Short task — Wherever the word "Atem" shows up in a line, please copy that line.

(Lines of data)
******
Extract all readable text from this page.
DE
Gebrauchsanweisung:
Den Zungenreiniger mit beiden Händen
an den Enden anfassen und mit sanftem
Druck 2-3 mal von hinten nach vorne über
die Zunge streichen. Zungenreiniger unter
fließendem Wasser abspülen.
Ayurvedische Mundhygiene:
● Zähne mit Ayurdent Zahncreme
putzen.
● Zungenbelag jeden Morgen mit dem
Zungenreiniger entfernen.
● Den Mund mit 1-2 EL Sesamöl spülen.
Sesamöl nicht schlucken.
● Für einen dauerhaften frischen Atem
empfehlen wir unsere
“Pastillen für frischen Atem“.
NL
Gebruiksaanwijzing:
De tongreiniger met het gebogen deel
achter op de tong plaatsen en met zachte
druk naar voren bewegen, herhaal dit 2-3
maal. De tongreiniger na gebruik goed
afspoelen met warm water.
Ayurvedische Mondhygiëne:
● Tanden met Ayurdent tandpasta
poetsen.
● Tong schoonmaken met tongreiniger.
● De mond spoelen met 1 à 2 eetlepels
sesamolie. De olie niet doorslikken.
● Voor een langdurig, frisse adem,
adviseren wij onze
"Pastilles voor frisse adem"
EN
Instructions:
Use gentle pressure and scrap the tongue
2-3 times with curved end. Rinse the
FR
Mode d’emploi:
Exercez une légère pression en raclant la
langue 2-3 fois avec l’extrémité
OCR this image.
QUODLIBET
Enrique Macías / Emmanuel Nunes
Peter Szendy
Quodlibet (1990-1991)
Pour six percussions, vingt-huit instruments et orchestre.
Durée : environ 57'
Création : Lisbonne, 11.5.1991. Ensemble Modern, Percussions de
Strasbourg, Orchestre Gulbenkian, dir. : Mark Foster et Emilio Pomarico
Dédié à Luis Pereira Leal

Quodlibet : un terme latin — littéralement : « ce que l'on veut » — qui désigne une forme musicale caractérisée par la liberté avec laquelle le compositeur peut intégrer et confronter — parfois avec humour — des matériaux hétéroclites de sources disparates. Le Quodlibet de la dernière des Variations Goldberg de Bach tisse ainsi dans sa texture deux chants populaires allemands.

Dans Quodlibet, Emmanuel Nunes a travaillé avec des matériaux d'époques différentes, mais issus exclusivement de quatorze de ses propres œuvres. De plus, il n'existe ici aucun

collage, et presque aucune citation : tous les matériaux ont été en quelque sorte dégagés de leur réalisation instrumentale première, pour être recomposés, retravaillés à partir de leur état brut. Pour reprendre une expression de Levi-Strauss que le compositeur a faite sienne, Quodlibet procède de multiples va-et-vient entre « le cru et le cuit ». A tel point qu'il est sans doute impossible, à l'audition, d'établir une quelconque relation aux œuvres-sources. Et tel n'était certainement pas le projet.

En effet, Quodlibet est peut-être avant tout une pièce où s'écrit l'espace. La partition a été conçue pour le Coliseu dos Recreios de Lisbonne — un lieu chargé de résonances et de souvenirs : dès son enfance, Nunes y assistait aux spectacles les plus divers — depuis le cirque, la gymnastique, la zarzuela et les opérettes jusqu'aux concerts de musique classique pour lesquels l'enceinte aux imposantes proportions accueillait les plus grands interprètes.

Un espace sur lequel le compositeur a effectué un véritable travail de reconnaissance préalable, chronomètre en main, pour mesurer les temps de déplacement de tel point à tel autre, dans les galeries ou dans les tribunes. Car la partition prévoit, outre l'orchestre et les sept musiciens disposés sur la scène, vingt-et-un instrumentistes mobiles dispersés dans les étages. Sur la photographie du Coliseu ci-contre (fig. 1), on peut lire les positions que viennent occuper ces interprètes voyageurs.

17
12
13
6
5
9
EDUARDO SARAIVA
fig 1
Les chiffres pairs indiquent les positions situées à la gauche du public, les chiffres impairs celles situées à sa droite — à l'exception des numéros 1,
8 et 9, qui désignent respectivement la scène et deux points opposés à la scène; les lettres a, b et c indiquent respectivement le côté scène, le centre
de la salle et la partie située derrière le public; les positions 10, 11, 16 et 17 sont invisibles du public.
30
******
Answer in full —
● Für einen dauerhaften frischen Atem
“Pastillen für frischen Atem“.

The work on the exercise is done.